ASSIGNMENT: Among the entries below, find each line holding "distinct" and return it.

[Collected data entries]

_ _ _ _ _

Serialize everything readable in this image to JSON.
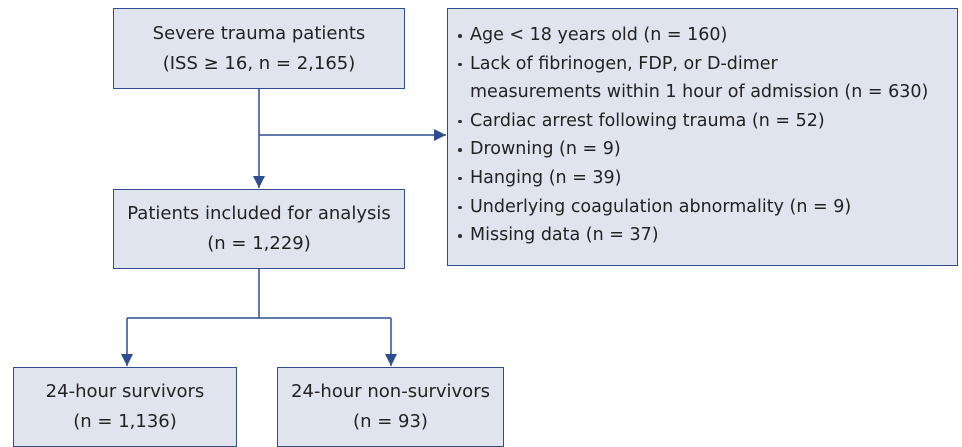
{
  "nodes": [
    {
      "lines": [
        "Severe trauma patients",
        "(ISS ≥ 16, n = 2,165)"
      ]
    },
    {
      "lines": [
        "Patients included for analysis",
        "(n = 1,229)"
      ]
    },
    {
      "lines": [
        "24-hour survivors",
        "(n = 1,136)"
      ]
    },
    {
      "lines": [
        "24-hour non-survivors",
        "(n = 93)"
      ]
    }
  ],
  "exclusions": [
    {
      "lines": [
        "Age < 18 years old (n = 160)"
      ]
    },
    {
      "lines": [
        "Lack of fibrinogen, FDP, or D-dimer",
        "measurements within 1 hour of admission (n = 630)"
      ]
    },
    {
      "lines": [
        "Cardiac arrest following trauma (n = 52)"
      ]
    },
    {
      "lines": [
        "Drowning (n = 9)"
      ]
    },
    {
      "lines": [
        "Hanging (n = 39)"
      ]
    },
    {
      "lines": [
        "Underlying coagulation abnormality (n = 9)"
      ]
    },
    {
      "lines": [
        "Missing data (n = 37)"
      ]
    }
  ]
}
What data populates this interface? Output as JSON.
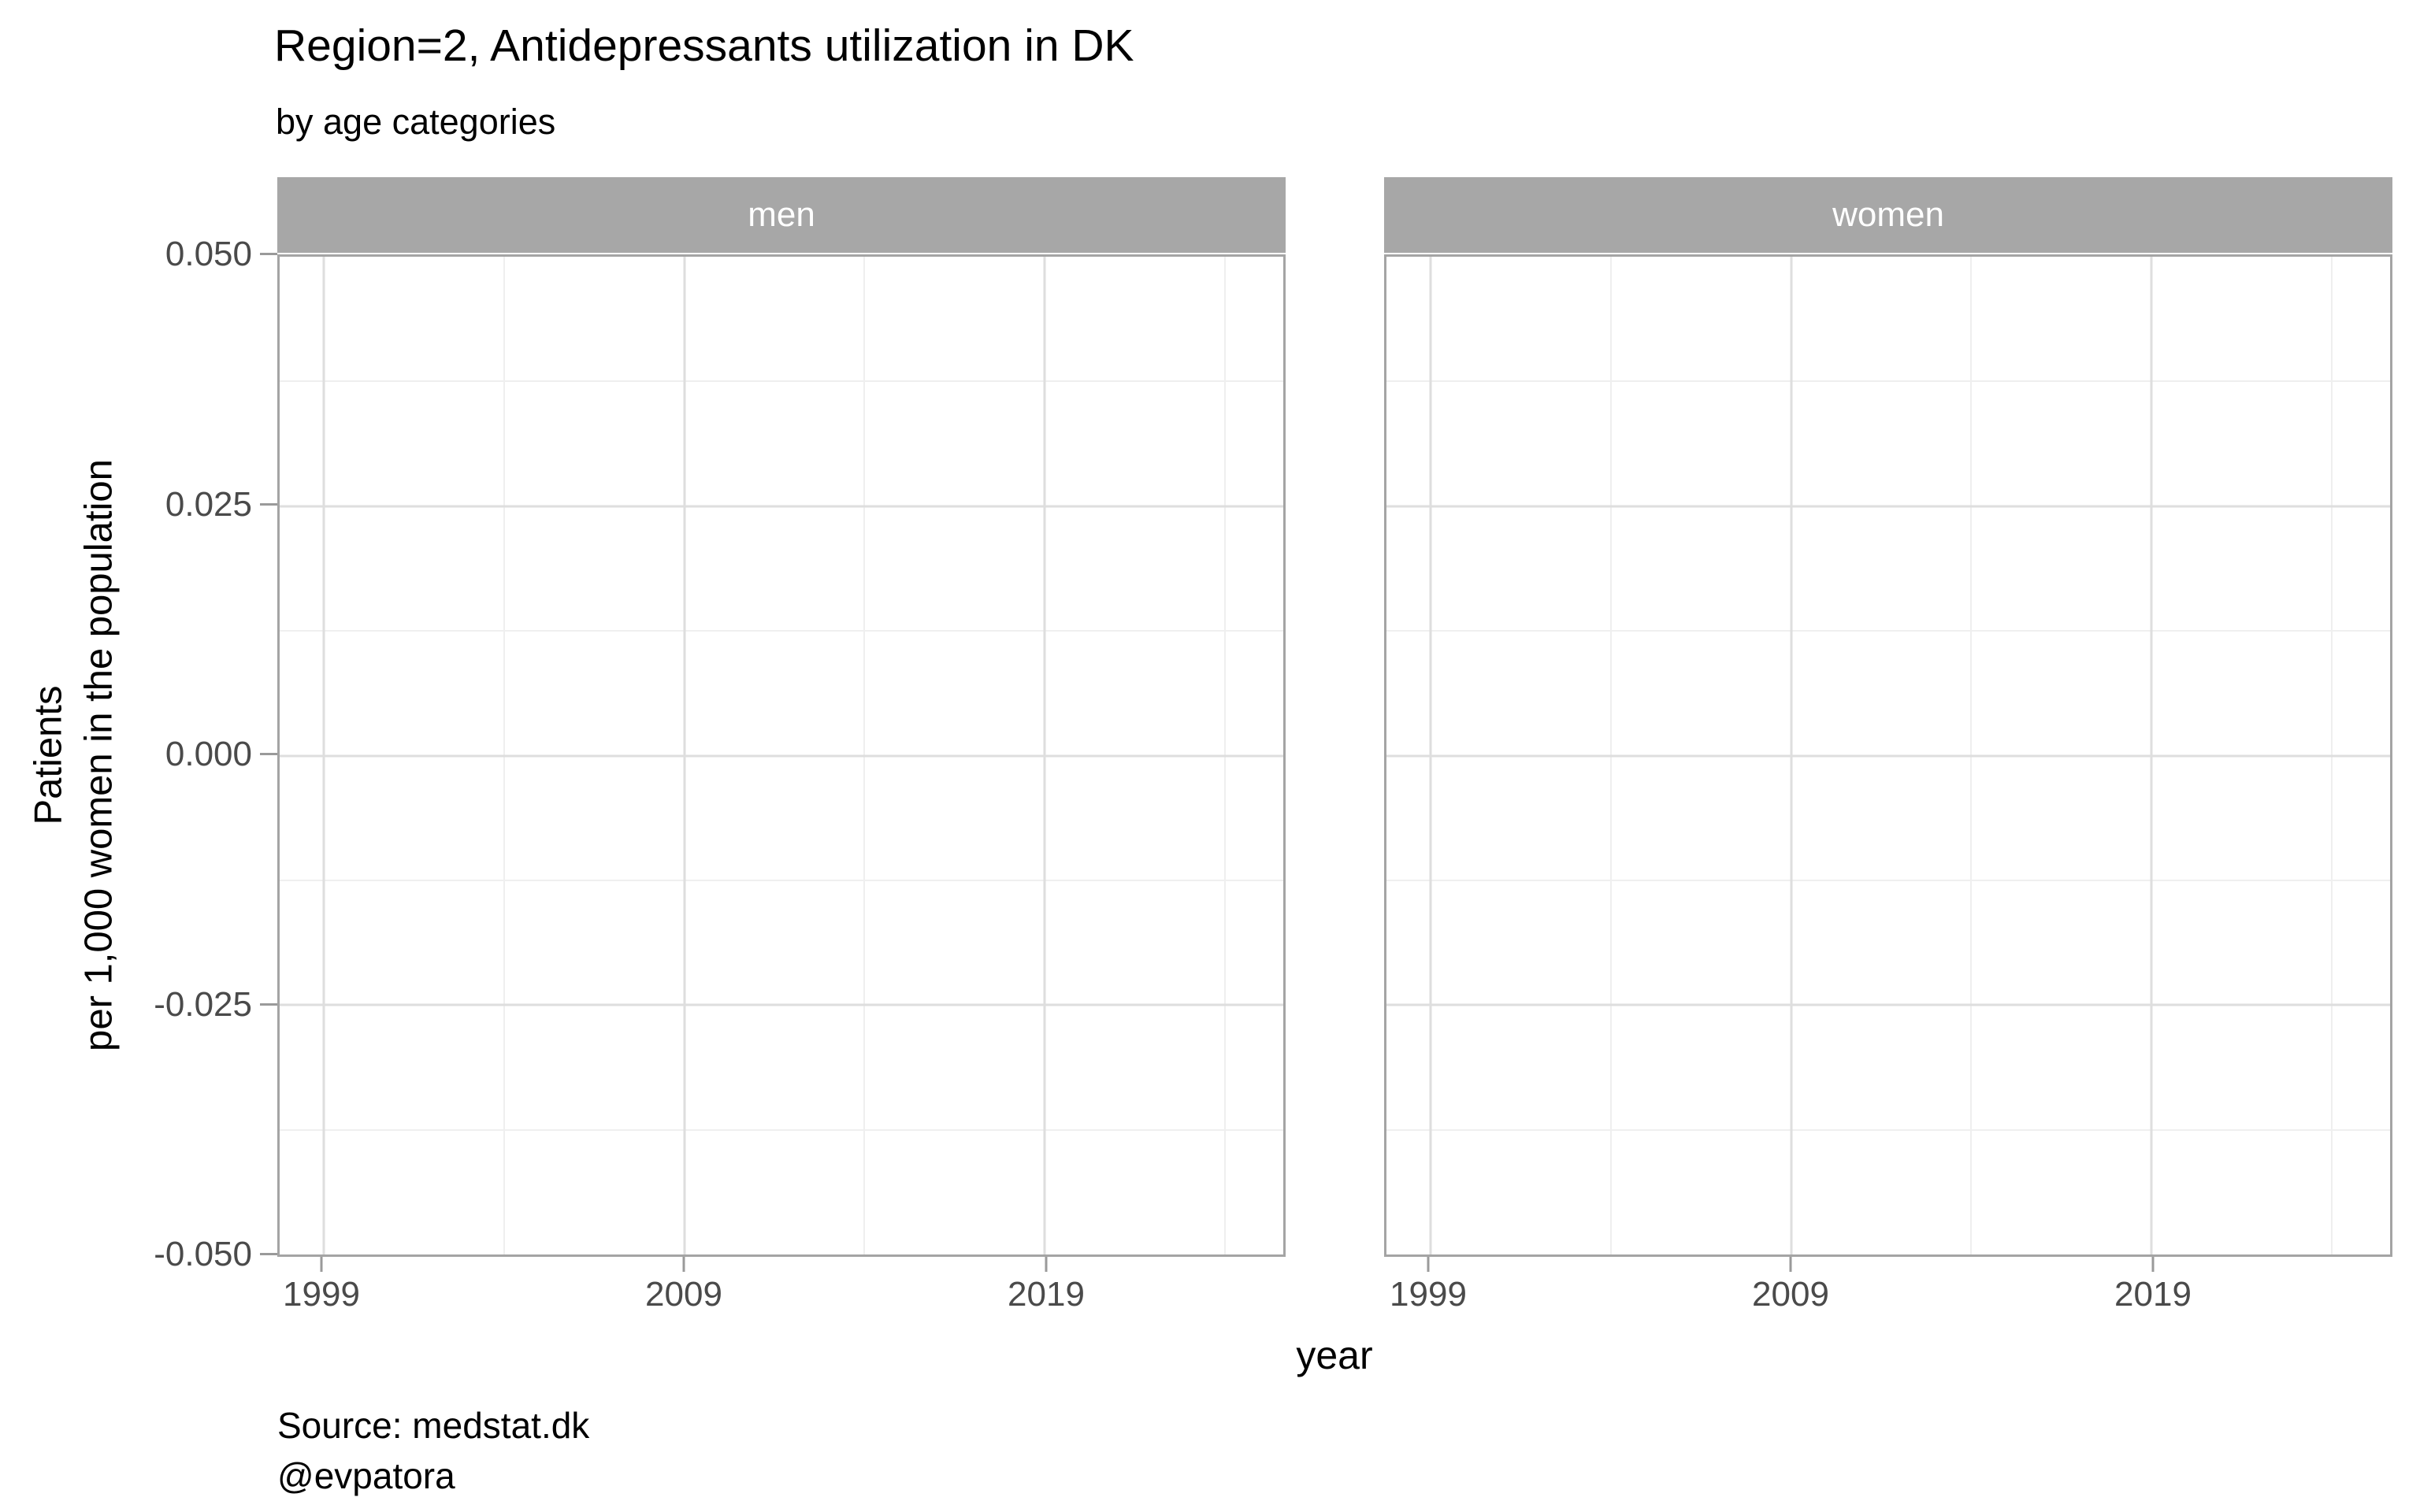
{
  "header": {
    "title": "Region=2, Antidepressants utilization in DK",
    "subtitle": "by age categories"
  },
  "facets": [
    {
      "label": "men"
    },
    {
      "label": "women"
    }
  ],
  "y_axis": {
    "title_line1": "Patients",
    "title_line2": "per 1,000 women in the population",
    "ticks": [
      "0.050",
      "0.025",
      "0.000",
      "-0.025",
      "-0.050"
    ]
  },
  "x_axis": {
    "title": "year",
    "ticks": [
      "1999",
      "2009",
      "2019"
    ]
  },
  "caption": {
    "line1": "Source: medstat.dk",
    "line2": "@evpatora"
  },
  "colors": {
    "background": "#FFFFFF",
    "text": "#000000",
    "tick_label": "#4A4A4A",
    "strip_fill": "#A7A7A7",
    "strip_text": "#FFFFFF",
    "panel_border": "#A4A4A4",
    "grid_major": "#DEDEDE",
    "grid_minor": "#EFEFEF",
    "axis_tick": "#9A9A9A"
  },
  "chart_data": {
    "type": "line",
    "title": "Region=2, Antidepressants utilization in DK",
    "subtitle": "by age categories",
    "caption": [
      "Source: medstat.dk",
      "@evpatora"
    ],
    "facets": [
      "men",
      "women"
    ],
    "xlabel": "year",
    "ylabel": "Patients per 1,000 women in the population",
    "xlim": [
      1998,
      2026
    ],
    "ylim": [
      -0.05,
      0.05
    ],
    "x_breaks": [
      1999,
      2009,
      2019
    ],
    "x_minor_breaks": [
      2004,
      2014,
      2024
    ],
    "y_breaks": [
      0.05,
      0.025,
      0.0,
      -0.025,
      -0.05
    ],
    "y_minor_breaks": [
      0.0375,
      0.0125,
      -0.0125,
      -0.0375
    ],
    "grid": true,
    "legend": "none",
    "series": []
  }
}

_ _ _ _ _

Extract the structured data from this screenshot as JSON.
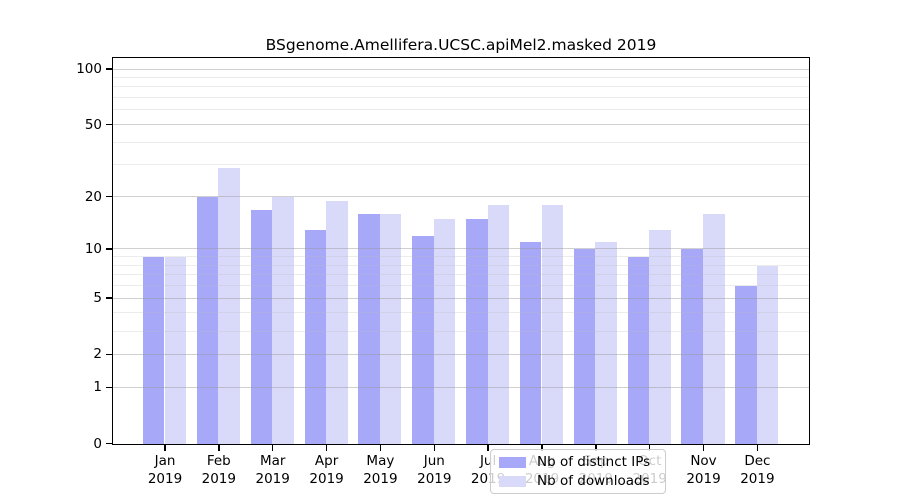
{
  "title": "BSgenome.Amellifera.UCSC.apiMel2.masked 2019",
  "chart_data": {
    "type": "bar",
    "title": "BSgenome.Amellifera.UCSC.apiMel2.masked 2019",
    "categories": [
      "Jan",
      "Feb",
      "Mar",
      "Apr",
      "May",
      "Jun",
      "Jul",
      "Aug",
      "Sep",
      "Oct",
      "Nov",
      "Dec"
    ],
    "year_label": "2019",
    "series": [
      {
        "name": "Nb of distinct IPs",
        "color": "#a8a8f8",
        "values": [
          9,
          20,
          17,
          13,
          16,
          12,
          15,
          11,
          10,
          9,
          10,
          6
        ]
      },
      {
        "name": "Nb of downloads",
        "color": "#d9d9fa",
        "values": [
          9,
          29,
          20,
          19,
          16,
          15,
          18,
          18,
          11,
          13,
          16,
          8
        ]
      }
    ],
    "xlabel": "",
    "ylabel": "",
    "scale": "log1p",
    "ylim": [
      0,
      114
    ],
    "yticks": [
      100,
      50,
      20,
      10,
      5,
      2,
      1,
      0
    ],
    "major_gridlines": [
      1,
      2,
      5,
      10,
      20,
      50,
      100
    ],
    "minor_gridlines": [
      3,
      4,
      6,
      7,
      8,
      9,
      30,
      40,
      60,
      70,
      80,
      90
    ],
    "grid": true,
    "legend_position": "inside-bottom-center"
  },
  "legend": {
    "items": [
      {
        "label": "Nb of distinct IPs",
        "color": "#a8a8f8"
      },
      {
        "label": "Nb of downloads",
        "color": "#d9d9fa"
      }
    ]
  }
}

_ _ _ _ _

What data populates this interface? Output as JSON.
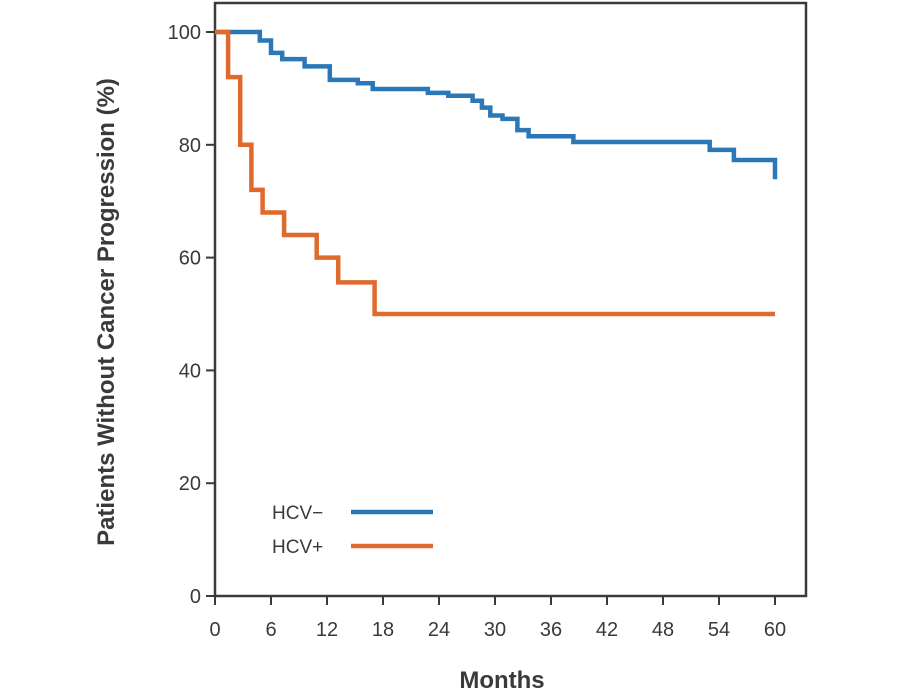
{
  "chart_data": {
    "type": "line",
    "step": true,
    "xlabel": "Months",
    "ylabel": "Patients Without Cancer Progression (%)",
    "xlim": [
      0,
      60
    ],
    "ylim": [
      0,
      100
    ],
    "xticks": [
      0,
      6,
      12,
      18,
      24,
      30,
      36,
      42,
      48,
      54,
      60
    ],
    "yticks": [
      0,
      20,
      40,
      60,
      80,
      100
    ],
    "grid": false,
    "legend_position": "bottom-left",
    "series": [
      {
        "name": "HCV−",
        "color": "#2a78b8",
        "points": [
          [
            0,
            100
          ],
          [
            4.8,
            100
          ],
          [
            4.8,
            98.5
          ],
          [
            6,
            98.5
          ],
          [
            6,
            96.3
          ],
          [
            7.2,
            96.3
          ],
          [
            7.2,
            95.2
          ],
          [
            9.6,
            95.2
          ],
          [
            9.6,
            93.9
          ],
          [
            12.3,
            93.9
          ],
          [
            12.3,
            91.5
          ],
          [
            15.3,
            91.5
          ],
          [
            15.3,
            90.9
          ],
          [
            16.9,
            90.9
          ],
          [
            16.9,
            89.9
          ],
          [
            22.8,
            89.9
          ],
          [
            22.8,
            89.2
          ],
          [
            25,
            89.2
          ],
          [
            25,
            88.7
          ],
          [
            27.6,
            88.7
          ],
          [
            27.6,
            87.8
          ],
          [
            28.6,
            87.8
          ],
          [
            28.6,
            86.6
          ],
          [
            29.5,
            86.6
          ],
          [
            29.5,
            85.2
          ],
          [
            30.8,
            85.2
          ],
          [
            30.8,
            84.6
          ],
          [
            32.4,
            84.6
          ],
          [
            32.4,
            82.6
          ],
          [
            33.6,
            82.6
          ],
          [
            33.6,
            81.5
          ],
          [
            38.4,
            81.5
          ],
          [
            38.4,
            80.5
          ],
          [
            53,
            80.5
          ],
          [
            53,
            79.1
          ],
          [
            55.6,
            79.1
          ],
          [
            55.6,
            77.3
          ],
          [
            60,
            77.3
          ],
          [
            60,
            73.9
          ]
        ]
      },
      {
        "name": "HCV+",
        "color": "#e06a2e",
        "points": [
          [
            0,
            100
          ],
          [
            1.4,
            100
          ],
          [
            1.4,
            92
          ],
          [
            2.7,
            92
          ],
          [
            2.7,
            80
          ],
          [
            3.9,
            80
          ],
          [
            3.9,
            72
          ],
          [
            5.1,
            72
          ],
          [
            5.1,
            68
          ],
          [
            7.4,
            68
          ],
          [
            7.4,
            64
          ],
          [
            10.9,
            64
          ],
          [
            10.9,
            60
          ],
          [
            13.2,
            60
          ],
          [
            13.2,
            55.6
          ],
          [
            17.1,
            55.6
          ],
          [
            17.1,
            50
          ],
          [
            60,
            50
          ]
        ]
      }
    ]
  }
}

_ _ _ _ _

RESULT FOR THIS TASK:
        "name": "Nb of distinct IPs",
        "label": "Nb of distinct IPs",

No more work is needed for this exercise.